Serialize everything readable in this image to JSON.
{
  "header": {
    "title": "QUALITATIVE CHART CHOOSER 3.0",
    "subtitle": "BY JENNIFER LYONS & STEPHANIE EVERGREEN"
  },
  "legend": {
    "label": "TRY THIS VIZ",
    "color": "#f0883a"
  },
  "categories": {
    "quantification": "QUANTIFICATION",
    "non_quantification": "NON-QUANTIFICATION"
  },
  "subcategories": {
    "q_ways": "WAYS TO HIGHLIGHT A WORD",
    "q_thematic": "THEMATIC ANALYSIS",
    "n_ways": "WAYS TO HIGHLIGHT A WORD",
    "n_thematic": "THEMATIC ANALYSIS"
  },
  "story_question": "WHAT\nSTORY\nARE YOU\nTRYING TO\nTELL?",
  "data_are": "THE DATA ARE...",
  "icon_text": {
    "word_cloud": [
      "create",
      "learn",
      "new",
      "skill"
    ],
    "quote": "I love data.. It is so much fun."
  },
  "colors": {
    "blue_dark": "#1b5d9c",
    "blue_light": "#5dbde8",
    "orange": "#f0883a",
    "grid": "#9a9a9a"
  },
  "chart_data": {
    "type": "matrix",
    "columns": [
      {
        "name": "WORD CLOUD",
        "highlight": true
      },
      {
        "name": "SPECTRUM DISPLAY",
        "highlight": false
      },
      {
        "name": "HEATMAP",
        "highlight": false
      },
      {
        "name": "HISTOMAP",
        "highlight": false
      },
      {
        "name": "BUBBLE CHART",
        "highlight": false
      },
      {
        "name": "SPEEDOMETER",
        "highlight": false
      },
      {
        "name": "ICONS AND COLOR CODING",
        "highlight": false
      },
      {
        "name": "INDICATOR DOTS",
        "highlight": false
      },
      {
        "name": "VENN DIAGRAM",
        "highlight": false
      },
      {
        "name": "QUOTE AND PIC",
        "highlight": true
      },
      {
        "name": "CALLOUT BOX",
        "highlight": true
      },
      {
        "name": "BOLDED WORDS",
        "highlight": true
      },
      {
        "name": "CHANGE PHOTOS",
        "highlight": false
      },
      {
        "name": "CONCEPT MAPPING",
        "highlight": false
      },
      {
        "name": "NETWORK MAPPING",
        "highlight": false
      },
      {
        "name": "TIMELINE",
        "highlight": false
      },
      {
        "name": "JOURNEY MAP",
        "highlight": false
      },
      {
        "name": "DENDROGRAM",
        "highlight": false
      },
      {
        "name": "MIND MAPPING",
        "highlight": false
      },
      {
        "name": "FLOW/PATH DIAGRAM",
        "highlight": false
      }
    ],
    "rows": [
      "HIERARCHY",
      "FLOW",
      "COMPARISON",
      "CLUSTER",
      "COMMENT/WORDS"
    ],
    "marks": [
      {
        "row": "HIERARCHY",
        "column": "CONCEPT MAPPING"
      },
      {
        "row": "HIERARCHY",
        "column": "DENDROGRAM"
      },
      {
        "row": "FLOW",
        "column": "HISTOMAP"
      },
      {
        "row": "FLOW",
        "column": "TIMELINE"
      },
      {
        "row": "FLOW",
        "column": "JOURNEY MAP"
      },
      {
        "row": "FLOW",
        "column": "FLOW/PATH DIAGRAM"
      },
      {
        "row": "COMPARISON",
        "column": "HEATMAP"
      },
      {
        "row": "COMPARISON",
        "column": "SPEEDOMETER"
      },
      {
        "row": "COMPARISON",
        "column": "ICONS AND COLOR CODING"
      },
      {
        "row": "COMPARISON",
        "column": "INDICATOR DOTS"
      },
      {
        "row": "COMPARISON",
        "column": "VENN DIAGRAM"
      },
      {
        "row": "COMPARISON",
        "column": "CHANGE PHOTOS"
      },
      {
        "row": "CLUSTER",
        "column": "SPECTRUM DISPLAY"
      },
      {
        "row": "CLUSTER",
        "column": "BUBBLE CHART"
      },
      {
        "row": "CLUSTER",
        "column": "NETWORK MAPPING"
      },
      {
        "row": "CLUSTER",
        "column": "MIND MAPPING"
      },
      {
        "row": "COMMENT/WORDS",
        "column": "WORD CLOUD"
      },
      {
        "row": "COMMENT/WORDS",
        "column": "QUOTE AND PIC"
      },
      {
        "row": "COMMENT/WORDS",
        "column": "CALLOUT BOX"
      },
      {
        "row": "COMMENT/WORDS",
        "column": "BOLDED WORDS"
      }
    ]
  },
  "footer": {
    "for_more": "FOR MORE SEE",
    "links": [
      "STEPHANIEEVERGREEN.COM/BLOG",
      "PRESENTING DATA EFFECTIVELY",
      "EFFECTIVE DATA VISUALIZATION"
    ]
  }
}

> **WORK REQUIRED**
Copy out the data shown above without altering anything.

> **RESPONSE BELOW**
Serialize everything readable in this image to JSON.
{
  "header": {
    "title": "QUALITATIVE CHART CHOOSER 3.0",
    "subtitle": "BY JENNIFER LYONS & STEPHANIE EVERGREEN"
  },
  "legend": {
    "label": "TRY THIS VIZ",
    "color": "#f0883a"
  },
  "categories": {
    "quantification": "QUANTIFICATION",
    "non_quantification": "NON-QUANTIFICATION"
  },
  "subcategories": {
    "q_ways": "WAYS TO HIGHLIGHT A WORD",
    "q_thematic": "THEMATIC ANALYSIS",
    "n_ways": "WAYS TO HIGHLIGHT A WORD",
    "n_thematic": "THEMATIC ANALYSIS"
  },
  "story_question": "WHAT\nSTORY\nARE YOU\nTRYING TO\nTELL?",
  "data_are": "THE DATA ARE...",
  "icon_text": {
    "word_cloud": [
      "create",
      "learn",
      "new",
      "skill"
    ],
    "quote": "I love data.. It is so much fun."
  },
  "colors": {
    "blue_dark": "#1b5d9c",
    "blue_light": "#5dbde8",
    "orange": "#f0883a",
    "grid": "#9a9a9a"
  },
  "chart_data": {
    "type": "matrix",
    "columns": [
      {
        "name": "WORD CLOUD",
        "highlight": true
      },
      {
        "name": "SPECTRUM DISPLAY",
        "highlight": false
      },
      {
        "name": "HEATMAP",
        "highlight": false
      },
      {
        "name": "HISTOMAP",
        "highlight": false
      },
      {
        "name": "BUBBLE CHART",
        "highlight": false
      },
      {
        "name": "SPEEDOMETER",
        "highlight": false
      },
      {
        "name": "ICONS AND COLOR CODING",
        "highlight": false
      },
      {
        "name": "INDICATOR DOTS",
        "highlight": false
      },
      {
        "name": "VENN DIAGRAM",
        "highlight": false
      },
      {
        "name": "QUOTE AND PIC",
        "highlight": true
      },
      {
        "name": "CALLOUT BOX",
        "highlight": true
      },
      {
        "name": "BOLDED WORDS",
        "highlight": true
      },
      {
        "name": "CHANGE PHOTOS",
        "highlight": false
      },
      {
        "name": "CONCEPT MAPPING",
        "highlight": false
      },
      {
        "name": "NETWORK MAPPING",
        "highlight": false
      },
      {
        "name": "TIMELINE",
        "highlight": false
      },
      {
        "name": "JOURNEY MAP",
        "highlight": false
      },
      {
        "name": "DENDROGRAM",
        "highlight": false
      },
      {
        "name": "MIND MAPPING",
        "highlight": false
      },
      {
        "name": "FLOW/PATH DIAGRAM",
        "highlight": false
      }
    ],
    "rows": [
      "HIERARCHY",
      "FLOW",
      "COMPARISON",
      "CLUSTER",
      "COMMENT/WORDS"
    ],
    "marks": [
      {
        "row": "HIERARCHY",
        "column": "CONCEPT MAPPING"
      },
      {
        "row": "HIERARCHY",
        "column": "DENDROGRAM"
      },
      {
        "row": "FLOW",
        "column": "HISTOMAP"
      },
      {
        "row": "FLOW",
        "column": "TIMELINE"
      },
      {
        "row": "FLOW",
        "column": "JOURNEY MAP"
      },
      {
        "row": "FLOW",
        "column": "FLOW/PATH DIAGRAM"
      },
      {
        "row": "COMPARISON",
        "column": "HEATMAP"
      },
      {
        "row": "COMPARISON",
        "column": "SPEEDOMETER"
      },
      {
        "row": "COMPARISON",
        "column": "ICONS AND COLOR CODING"
      },
      {
        "row": "COMPARISON",
        "column": "INDICATOR DOTS"
      },
      {
        "row": "COMPARISON",
        "column": "VENN DIAGRAM"
      },
      {
        "row": "COMPARISON",
        "column": "CHANGE PHOTOS"
      },
      {
        "row": "CLUSTER",
        "column": "SPECTRUM DISPLAY"
      },
      {
        "row": "CLUSTER",
        "column": "BUBBLE CHART"
      },
      {
        "row": "CLUSTER",
        "column": "NETWORK MAPPING"
      },
      {
        "row": "CLUSTER",
        "column": "MIND MAPPING"
      },
      {
        "row": "COMMENT/WORDS",
        "column": "WORD CLOUD"
      },
      {
        "row": "COMMENT/WORDS",
        "column": "QUOTE AND PIC"
      },
      {
        "row": "COMMENT/WORDS",
        "column": "CALLOUT BOX"
      },
      {
        "row": "COMMENT/WORDS",
        "column": "BOLDED WORDS"
      }
    ]
  },
  "footer": {
    "for_more": "FOR MORE SEE",
    "links": [
      "STEPHANIEEVERGREEN.COM/BLOG",
      "PRESENTING DATA EFFECTIVELY",
      "EFFECTIVE DATA VISUALIZATION"
    ]
  }
}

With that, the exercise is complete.